__WHAT IS REQUIRED__:
Please repeat all of the listing exactly.

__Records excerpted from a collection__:
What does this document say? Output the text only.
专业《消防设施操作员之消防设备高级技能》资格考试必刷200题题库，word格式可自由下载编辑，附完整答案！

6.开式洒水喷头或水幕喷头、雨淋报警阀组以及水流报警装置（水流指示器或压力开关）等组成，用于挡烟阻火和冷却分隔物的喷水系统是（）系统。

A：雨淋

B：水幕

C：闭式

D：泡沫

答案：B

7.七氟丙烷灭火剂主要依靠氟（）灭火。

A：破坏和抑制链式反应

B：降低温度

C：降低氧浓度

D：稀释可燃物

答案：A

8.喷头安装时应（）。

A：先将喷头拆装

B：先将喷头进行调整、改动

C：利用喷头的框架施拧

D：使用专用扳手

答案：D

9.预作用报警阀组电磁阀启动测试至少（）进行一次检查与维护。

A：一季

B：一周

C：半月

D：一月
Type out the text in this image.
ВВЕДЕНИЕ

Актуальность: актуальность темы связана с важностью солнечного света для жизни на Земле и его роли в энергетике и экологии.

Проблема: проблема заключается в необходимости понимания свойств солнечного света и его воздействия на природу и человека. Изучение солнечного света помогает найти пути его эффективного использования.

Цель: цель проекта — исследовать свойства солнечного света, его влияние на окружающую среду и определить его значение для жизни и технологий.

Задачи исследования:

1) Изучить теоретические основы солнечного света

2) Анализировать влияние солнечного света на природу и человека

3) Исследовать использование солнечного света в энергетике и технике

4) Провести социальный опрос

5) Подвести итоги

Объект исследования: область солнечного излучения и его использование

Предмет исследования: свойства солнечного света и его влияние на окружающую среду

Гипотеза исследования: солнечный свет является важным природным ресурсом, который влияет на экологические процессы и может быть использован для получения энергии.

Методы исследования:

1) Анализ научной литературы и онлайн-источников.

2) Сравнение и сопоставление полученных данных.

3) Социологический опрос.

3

__FINISHED ANSWER__:
What does this document say? Output the text only.
专业《消防设施操作员之消防设备高级技能》资格考试必刷200题题库，word格式可自由下载编辑，附完整答案！

6.开式洒水喷头或水幕喷头、雨淋报警阀组以及水流报警装置（水流指示器或压力开关）等组成，用于挡烟阻火和冷却分隔物的喷水系统是（）系统。

A：雨淋

B：水幕

C：闭式

D：泡沫

答案：B

7.七氟丙烷灭火剂主要依靠氟（）灭火。

A：破坏和抑制链式反应

B：降低温度

C：降低氧浓度

D：稀释可燃物

答案：A

8.喷头安装时应（）。

A：先将喷头拆装

B：先将喷头进行调整、改动

C：利用喷头的框架施拧

D：使用专用扳手

答案：D

9.预作用报警阀组电磁阀启动测试至少（）进行一次检查与维护。

A：一季

B：一周

C：半月

D：一月
Type out the text in this image.
ВВЕДЕНИЕ

Актуальность: актуальность темы связана с важностью солнечного света для жизни на Земле и его роли в энергетике и экологии.

Проблема: проблема заключается в необходимости понимания свойств солнечного света и его воздействия на природу и человека. Изучение солнечного света помогает найти пути его эффективного использования.

Цель: цель проекта — исследовать свойства солнечного света, его влияние на окружающую среду и определить его значение для жизни и технологий.

Задачи исследования:

1) Изучить теоретические основы солнечного света

2) Анализировать влияние солнечного света на природу и человека

3) Исследовать использование солнечного света в энергетике и технике

4) Провести социальный опрос

5) Подвести итоги

Объект исследования: область солнечного излучения и его использование

Предмет исследования: свойства солнечного света и его влияние на окружающую среду

Гипотеза исследования: солнечный свет является важным природным ресурсом, который влияет на экологические процессы и может быть использован для получения энергии.

Методы исследования:

1) Анализ научной литературы и онлайн-источников.

2) Сравнение и сопоставление полученных данных.

3) Социологический опрос.

3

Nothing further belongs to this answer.